- _Task goal_
Convert every line of the records below into a JSON list of strings, with one string per line and no blank lines.

- _Given information_
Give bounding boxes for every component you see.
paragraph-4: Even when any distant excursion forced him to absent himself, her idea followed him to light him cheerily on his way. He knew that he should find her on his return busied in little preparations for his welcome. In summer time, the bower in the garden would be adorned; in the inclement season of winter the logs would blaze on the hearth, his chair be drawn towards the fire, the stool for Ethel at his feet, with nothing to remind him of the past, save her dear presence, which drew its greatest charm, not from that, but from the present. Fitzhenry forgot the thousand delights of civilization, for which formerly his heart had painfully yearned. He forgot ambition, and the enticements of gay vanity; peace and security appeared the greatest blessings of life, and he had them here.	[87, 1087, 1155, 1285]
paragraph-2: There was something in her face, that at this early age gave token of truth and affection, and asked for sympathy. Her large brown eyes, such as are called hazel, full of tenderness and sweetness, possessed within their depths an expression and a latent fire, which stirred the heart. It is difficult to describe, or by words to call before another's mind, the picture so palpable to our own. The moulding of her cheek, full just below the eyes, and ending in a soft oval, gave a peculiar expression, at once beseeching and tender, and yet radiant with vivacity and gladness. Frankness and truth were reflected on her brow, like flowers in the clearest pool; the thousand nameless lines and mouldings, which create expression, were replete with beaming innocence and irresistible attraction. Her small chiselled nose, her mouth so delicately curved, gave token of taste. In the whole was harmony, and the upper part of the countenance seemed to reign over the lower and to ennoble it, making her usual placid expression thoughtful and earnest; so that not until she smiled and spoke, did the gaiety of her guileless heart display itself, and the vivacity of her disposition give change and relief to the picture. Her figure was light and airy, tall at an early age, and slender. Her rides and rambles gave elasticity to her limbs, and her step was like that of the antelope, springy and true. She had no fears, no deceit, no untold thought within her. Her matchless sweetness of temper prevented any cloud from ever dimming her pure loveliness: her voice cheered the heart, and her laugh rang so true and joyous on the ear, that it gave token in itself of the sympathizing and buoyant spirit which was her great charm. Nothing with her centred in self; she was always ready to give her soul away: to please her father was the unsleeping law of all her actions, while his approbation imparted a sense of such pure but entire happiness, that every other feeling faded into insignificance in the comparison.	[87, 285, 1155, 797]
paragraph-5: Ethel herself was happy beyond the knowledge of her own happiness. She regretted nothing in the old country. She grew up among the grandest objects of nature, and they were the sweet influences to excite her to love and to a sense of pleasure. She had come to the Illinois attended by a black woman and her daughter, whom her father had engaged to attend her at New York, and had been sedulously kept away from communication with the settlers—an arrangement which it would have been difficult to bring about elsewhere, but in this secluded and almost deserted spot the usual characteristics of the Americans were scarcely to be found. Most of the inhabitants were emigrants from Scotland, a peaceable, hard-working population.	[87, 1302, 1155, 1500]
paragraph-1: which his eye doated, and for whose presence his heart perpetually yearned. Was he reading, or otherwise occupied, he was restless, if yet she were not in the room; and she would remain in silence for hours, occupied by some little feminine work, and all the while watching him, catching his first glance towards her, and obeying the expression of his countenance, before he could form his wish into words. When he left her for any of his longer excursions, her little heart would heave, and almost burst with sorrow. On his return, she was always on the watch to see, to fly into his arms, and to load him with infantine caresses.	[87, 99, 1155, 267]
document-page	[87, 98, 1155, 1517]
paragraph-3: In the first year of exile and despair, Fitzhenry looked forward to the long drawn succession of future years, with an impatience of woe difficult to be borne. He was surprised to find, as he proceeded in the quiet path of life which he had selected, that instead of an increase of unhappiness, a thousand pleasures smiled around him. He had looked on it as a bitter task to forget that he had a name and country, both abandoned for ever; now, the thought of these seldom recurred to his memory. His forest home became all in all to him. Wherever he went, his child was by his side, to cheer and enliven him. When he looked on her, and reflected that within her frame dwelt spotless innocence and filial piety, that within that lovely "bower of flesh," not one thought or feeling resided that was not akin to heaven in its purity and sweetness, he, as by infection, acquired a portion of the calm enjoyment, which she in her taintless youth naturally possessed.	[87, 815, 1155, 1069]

- _Task result_
[
  "Give bounding boxes for every component you see.",
  "paragraph-4: Even when any distant excursion forced him to absent himself, her idea followed him to light him cheerily on his way. He knew that he should find her on his return busied in little preparations for his welcome. In summer time, the bower in the garden would be adorned; in the inclement season of winter the logs would blaze on the hearth, his chair be drawn towards the fire, the stool for Ethel at his feet, with nothing to remind him of the past, save her dear presence, which drew its greatest charm, not from that, but from the present. Fitzhenry forgot the thousand delights of civilization, for which formerly his heart had painfully yearned. He forgot ambition, and the enticements of gay vanity; peace and security appeared the greatest blessings of life, and he had them here.\t[87, 1087, 1155, 1285]",
  "paragraph-2: There was something in her face, that at this early age gave token of truth and affection, and asked for sympathy. Her large brown eyes, such as are called hazel, full of tenderness and sweetness, possessed within their depths an expression and a latent fire, which stirred the heart. It is difficult to describe, or by words to call before another's mind, the picture so palpable to our own. The moulding of her cheek, full just below the eyes, and ending in a soft oval, gave a peculiar expression, at once beseeching and tender, and yet radiant with vivacity and gladness. Frankness and truth were reflected on her brow, like flowers in the clearest pool; the thousand nameless lines and mouldings, which create expression, were replete with beaming innocence and irresistible attraction. Her small chiselled nose, her mouth so delicately curved, gave token of taste. In the whole was harmony, and the upper part of the countenance seemed to reign over the lower and to ennoble it, making her usual placid expression thoughtful and earnest; so that not until she smiled and spoke, did the gaiety of her guileless heart display itself, and the vivacity of her disposition give change and relief to the picture. Her figure was light and airy, tall at an early age, and slender. Her rides and rambles gave elasticity to her limbs, and her step was like that of the antelope, springy and true. She had no fears, no deceit, no untold thought within her. Her matchless sweetness of temper prevented any cloud from ever dimming her pure loveliness: her voice cheered the heart, and her laugh rang so true and joyous on the ear, that it gave token in itself of the sympathizing and buoyant spirit which was her great charm. Nothing with her centred in self; she was always ready to give her soul away: to please her father was the unsleeping law of all her actions, while his approbation imparted a sense of such pure but entire happiness, that every other feeling faded into insignificance in the comparison.\t[87, 285, 1155, 797]",
  "paragraph-5: Ethel herself was happy beyond the knowledge of her own happiness. She regretted nothing in the old country. She grew up among the grandest objects of nature, and they were the sweet influences to excite her to love and to a sense of pleasure. She had come to the Illinois attended by a black woman and her daughter, whom her father had engaged to attend her at New York, and had been sedulously kept away from communication with the settlers—an arrangement which it would have been difficult to bring about elsewhere, but in this secluded and almost deserted spot the usual characteristics of the Americans were scarcely to be found. Most of the inhabitants were emigrants from Scotland, a peaceable, hard-working population.\t[87, 1302, 1155, 1500]",
  "paragraph-1: which his eye doated, and for whose presence his heart perpetually yearned. Was he reading, or otherwise occupied, he was restless, if yet she were not in the room; and she would remain in silence for hours, occupied by some little feminine work, and all the while watching him, catching his first glance towards her, and obeying the expression of his countenance, before he could form his wish into words. When he left her for any of his longer excursions, her little heart would heave, and almost burst with sorrow. On his return, she was always on the watch to see, to fly into his arms, and to load him with infantine caresses.\t[87, 99, 1155, 267]",
  "document-page\t[87, 98, 1155, 1517]",
  "paragraph-3: In the first year of exile and despair, Fitzhenry looked forward to the long drawn succession of future years, with an impatience of woe difficult to be borne. He was surprised to find, as he proceeded in the quiet path of life which he had selected, that instead of an increase of unhappiness, a thousand pleasures smiled around him. He had looked on it as a bitter task to forget that he had a name and country, both abandoned for ever; now, the thought of these seldom recurred to his memory. His forest home became all in all to him. Wherever he went, his child was by his side, to cheer and enliven him. When he looked on her, and reflected that within her frame dwelt spotless innocence and filial piety, that within that lovely \"bower of flesh,\" not one thought or feeling resided that was not akin to heaven in its purity and sweetness, he, as by infection, acquired a portion of the calm enjoyment, which she in her taintless youth naturally possessed.\t[87, 815, 1155, 1069]"
]